Tour de Águas Claras: a data analysis of a bicycle ride

Perhaps there are no places as enchanting as Paris, Carcassonne, and Tours on this road. Maybe it is only a small proportion of the European reference, say less than 1%. Maybe I am a very *10¹⁰ amateur cyclist. Perhaps, in fact, from the Tour de France, I have only borrowed the words "Tour de". Nevertheless, my Tour de Aguas Claras is not fake and is a very well documented bike ride through my neighborhood
I invite you to see how an app that records speed, time, and altitude can inspire good data analysis that has a great dialog with math, Physics, and even public policy. Please take your bike and come with me.
Some words about my tour
Águas Claras is the name of my neighborhood. It is part of the Federal District (DF) where Brasilia, the capital of Brazil, is situated. DF is located in Planalto Central, a plateau that dominates large areas in the center of our country.
Comparing some cities altitudes
The characteristic of high altitudes is relevant in an analysis of data about a bike tour since it is easy to see that even if the tour took place on a plateau, some altitude variations are higher than the average altitudes of some cities. This is exactly the point that is presented in the graph below.
But before the picture, a little bit of R code. Some ggplot, please.
detalhe_percurso %>%
ggplot(aes(x= as.POSIXct(time_posix_millisecond/1000, origin = "1970-01-01"), y= altitude_meter)) +
geom_area(fill = "#976C42") + #cor do solo de Brasília durante a seca
geom_hline(yintercept = destaque[-c(3:5)], linetype = 5, alpha = 0.5 ) +
scale_y_continuous(breaks = c(seq(0,1200,300), destaque[-c(3:5)]))+
theme_light() +
theme(
#panel.background = element_rect(fill="#696969"),
panel.grid = element_blank()

--- --- ---

Turn the paragraph of the bike ride write-up that begins "Águas Claras is the name of my neighborhood" into a short bulleted list that keeps its main facts. Rely only on the bike ride write-up above to answer.

--- --- ---

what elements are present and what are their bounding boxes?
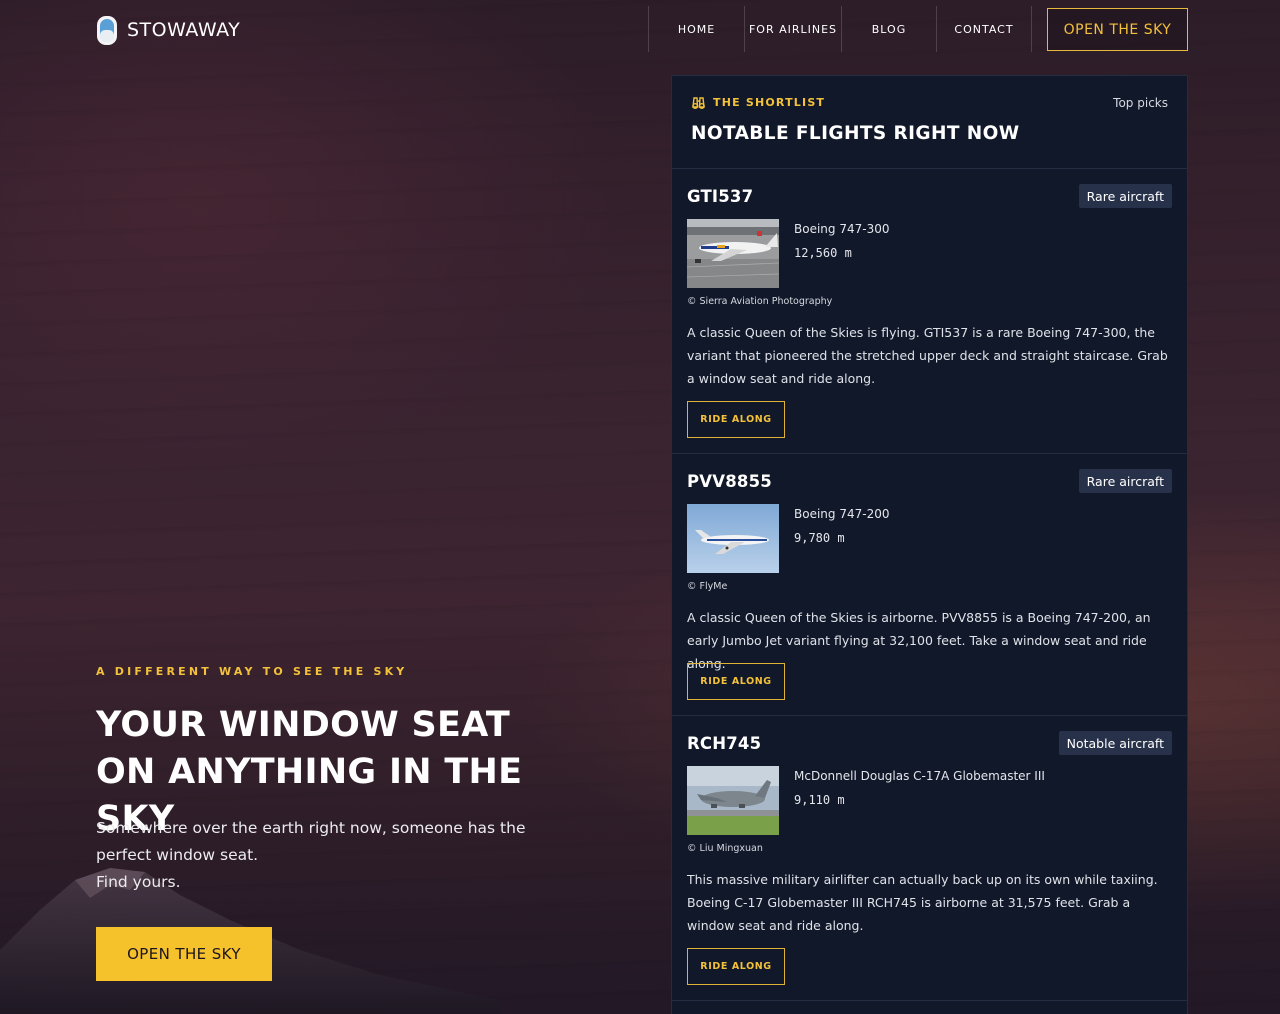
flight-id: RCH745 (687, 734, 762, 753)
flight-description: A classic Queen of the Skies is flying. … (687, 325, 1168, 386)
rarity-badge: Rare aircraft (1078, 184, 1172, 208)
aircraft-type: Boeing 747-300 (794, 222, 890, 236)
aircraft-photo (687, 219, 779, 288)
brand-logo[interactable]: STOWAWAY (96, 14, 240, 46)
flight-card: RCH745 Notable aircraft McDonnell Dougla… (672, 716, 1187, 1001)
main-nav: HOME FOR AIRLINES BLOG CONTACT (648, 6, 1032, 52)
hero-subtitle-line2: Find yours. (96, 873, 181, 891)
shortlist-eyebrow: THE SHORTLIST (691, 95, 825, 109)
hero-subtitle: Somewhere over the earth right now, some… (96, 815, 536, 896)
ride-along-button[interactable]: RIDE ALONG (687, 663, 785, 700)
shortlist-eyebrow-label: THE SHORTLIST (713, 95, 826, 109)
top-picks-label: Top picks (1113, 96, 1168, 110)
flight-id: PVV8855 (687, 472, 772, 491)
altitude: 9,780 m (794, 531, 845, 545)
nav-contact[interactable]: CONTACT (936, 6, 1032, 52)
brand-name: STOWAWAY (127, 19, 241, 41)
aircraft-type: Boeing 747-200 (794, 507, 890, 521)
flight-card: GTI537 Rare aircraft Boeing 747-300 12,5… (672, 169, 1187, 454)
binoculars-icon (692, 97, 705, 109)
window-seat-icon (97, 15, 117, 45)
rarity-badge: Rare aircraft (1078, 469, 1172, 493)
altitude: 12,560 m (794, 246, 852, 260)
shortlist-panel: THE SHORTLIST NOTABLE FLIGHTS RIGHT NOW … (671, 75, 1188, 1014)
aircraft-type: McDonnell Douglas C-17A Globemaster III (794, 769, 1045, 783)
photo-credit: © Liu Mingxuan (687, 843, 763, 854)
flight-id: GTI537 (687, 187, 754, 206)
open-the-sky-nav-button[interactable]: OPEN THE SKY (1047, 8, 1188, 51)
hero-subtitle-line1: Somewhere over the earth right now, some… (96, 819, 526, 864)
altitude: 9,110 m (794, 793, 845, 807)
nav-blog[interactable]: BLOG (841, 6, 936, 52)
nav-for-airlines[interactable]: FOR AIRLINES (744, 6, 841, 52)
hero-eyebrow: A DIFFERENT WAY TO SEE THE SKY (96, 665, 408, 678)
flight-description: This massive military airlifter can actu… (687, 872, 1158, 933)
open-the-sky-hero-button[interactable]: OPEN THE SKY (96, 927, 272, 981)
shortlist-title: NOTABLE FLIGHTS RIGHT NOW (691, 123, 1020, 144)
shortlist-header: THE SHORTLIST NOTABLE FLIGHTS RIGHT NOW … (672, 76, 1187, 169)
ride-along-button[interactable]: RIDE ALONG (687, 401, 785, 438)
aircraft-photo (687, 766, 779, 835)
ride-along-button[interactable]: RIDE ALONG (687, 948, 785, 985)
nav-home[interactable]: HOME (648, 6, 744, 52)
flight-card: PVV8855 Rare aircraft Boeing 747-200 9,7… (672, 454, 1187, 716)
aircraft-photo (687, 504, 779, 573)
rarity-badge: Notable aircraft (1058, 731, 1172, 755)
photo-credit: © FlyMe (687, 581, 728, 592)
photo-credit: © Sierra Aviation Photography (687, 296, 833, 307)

--- --- ---

* Result for this task *
- Águas Claras is the writer's neighborhood.
- It is part of the Federal District (DF), where Brasilia, the capital of Brazil, is located.
- DF sits in Planalto Central, a plateau covering large areas in the center of Brazil.